The data
----------

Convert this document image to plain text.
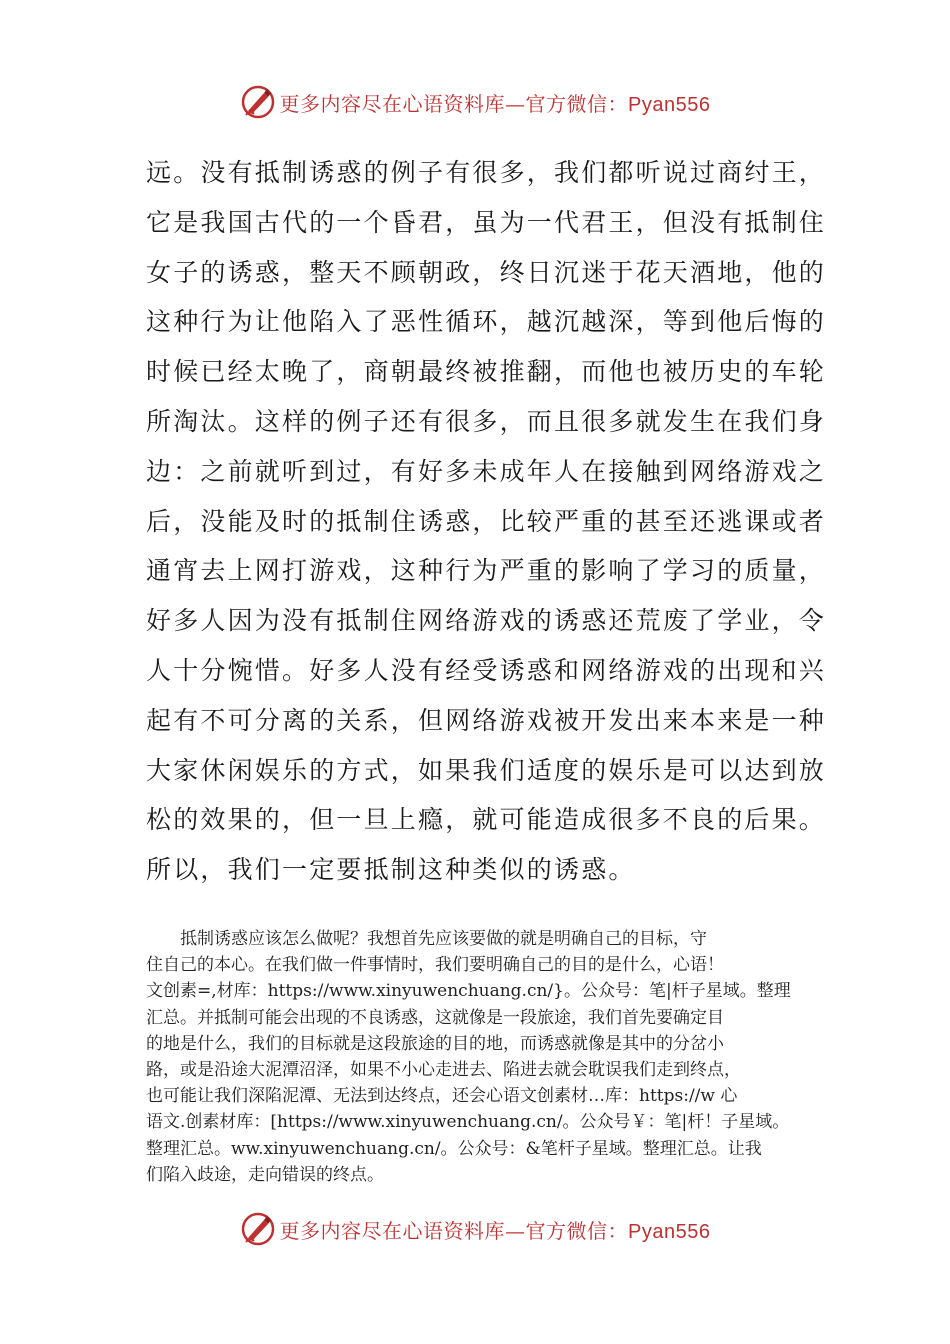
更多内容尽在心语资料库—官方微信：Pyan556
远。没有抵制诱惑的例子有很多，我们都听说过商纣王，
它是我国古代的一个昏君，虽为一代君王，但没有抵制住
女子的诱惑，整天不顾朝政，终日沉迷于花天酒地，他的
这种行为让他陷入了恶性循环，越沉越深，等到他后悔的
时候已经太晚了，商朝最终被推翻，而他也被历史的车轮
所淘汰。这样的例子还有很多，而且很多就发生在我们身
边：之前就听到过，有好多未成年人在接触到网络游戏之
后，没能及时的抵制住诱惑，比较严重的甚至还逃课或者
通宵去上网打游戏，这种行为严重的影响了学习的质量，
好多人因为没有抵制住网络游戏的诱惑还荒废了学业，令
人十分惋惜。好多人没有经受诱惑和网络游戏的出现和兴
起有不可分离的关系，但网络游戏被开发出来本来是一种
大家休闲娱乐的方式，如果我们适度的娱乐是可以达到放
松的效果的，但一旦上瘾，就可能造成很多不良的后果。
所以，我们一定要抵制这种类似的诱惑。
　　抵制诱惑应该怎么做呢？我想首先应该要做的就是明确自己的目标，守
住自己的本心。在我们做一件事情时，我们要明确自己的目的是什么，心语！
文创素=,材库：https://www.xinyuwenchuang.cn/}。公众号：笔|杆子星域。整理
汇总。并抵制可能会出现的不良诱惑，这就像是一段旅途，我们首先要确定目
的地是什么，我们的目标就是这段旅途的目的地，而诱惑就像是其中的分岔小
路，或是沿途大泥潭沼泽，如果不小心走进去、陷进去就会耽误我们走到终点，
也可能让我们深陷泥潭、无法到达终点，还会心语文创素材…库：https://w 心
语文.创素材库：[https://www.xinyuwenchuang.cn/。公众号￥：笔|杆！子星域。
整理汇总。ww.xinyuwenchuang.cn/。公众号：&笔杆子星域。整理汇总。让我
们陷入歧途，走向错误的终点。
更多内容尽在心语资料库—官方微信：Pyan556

----------

Problem statement
Repeat each entry precisely as it appears. Leave the pictures out.

Solution below
Convert this document image to plain text.
更多内容尽在心语资料库—官方微信：Pyan556
远。没有抵制诱惑的例子有很多，我们都听说过商纣王，
它是我国古代的一个昏君，虽为一代君王，但没有抵制住
女子的诱惑，整天不顾朝政，终日沉迷于花天酒地，他的
这种行为让他陷入了恶性循环，越沉越深，等到他后悔的
时候已经太晚了，商朝最终被推翻，而他也被历史的车轮
所淘汰。这样的例子还有很多，而且很多就发生在我们身
边：之前就听到过，有好多未成年人在接触到网络游戏之
后，没能及时的抵制住诱惑，比较严重的甚至还逃课或者
通宵去上网打游戏，这种行为严重的影响了学习的质量，
好多人因为没有抵制住网络游戏的诱惑还荒废了学业，令
人十分惋惜。好多人没有经受诱惑和网络游戏的出现和兴
起有不可分离的关系，但网络游戏被开发出来本来是一种
大家休闲娱乐的方式，如果我们适度的娱乐是可以达到放
松的效果的，但一旦上瘾，就可能造成很多不良的后果。
所以，我们一定要抵制这种类似的诱惑。
　　抵制诱惑应该怎么做呢？我想首先应该要做的就是明确自己的目标，守
住自己的本心。在我们做一件事情时，我们要明确自己的目的是什么，心语！
文创素=,材库：https://www.xinyuwenchuang.cn/}。公众号：笔|杆子星域。整理
汇总。并抵制可能会出现的不良诱惑，这就像是一段旅途，我们首先要确定目
的地是什么，我们的目标就是这段旅途的目的地，而诱惑就像是其中的分岔小
路，或是沿途大泥潭沼泽，如果不小心走进去、陷进去就会耽误我们走到终点，
也可能让我们深陷泥潭、无法到达终点，还会心语文创素材…库：https://w 心
语文.创素材库：[https://www.xinyuwenchuang.cn/。公众号￥：笔|杆！子星域。
整理汇总。ww.xinyuwenchuang.cn/。公众号：&笔杆子星域。整理汇总。让我
们陷入歧途，走向错误的终点。
更多内容尽在心语资料库—官方微信：Pyan556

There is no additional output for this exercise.